TO DO. From the records below, please return each line that holds the word "Last".
*** DATA FOR THIS TASK ***
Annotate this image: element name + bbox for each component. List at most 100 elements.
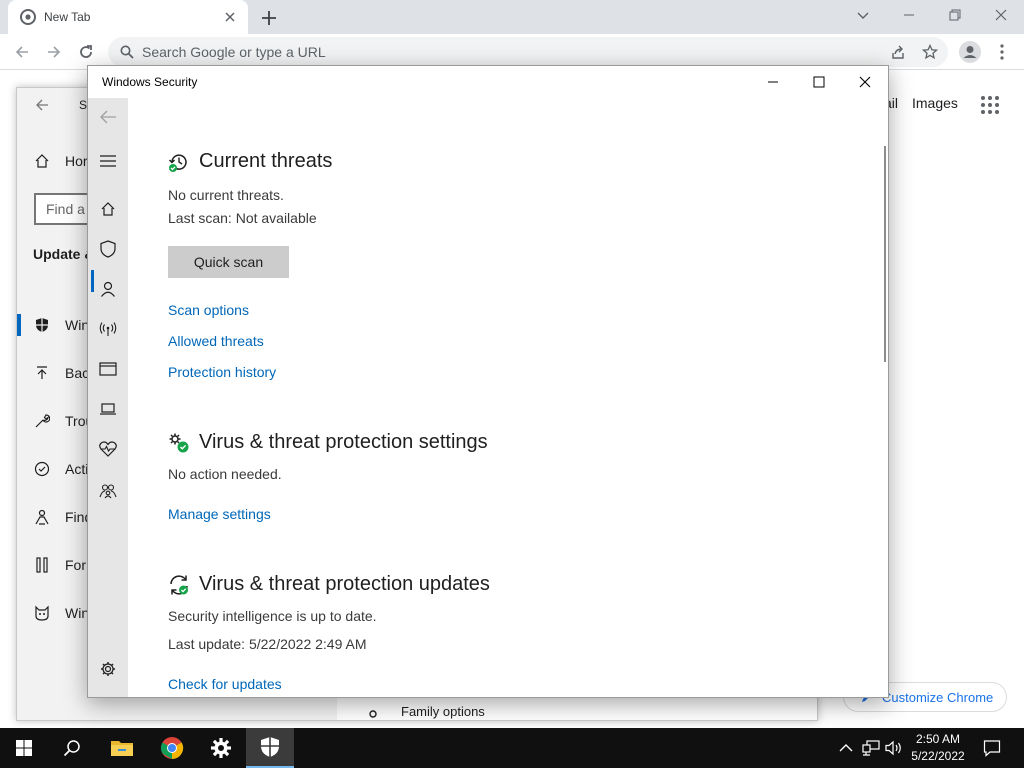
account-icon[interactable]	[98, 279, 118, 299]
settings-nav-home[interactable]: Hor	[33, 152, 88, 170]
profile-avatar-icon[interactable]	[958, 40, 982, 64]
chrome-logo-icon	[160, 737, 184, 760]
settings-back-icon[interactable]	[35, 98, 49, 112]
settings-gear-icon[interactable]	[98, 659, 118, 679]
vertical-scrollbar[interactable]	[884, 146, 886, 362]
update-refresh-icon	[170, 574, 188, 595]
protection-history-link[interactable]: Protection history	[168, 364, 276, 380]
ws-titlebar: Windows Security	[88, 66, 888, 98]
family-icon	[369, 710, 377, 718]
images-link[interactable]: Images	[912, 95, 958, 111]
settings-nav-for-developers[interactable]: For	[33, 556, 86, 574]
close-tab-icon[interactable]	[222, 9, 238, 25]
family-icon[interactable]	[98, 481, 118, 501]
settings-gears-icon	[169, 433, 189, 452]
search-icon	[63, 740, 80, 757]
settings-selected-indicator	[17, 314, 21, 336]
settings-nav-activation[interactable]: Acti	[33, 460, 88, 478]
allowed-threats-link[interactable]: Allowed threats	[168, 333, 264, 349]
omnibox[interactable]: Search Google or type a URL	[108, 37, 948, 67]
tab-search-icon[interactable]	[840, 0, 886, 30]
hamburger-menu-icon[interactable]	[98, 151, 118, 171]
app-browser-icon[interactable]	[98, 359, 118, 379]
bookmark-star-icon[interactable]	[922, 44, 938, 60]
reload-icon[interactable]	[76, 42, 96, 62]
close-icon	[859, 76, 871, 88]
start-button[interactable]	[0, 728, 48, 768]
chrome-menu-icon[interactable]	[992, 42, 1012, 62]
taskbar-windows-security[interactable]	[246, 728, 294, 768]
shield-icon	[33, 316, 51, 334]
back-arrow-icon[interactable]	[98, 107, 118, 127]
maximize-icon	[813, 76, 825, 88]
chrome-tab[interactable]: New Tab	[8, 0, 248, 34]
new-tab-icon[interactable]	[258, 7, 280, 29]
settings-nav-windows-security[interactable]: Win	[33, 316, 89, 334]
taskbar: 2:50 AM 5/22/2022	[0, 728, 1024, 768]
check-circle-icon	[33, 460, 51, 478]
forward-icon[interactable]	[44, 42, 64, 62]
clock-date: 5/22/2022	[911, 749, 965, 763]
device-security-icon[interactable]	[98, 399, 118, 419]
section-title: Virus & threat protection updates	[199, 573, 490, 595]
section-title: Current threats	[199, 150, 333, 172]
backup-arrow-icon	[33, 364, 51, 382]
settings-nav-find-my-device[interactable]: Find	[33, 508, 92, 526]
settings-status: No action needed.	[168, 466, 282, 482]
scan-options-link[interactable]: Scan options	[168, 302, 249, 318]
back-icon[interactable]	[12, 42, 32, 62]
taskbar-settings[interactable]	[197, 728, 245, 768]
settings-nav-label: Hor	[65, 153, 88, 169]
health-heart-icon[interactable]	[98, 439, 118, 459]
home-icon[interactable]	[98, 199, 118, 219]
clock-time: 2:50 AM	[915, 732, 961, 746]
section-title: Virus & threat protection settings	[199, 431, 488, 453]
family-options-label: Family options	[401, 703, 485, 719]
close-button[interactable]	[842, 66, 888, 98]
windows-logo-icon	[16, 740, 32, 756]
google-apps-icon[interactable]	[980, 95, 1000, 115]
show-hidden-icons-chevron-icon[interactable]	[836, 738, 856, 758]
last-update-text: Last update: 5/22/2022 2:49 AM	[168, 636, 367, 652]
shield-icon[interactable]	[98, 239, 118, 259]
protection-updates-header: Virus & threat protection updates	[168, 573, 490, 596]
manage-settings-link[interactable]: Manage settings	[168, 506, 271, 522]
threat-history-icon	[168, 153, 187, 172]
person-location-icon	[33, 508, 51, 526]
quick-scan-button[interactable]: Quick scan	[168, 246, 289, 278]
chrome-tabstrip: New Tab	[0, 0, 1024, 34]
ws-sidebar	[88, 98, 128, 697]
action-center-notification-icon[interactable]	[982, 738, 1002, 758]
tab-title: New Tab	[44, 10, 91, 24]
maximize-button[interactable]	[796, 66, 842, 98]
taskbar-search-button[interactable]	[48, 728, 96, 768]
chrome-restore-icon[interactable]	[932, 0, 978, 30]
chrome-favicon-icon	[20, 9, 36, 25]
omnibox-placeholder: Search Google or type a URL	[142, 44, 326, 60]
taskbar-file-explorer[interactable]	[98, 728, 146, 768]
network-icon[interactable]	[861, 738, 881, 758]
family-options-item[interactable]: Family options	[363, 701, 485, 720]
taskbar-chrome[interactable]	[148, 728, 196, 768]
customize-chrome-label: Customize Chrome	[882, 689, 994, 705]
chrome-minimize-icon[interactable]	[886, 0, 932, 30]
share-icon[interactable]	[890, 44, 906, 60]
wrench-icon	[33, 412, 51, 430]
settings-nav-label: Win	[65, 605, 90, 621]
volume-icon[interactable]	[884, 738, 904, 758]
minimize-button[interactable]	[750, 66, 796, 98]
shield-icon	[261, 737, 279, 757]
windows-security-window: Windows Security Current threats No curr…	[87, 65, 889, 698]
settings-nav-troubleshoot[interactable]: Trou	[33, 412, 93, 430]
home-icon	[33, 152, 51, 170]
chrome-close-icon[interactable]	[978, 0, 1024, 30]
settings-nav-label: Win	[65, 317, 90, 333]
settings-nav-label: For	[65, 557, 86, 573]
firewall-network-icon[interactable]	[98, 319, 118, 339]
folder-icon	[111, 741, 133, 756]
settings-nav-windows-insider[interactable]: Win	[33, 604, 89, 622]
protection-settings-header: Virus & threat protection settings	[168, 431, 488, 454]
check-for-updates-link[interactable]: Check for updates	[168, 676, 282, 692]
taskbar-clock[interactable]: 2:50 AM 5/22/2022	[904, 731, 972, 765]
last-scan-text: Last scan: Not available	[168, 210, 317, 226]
*** End of DATA FOR THIS TASK ***
RESPONSE TO THIS TASK.
last-update-text: Last update: 5/22/2022 2:49 AM	[168, 636, 367, 652]
last-scan-text: Last scan: Not available	[168, 210, 317, 226]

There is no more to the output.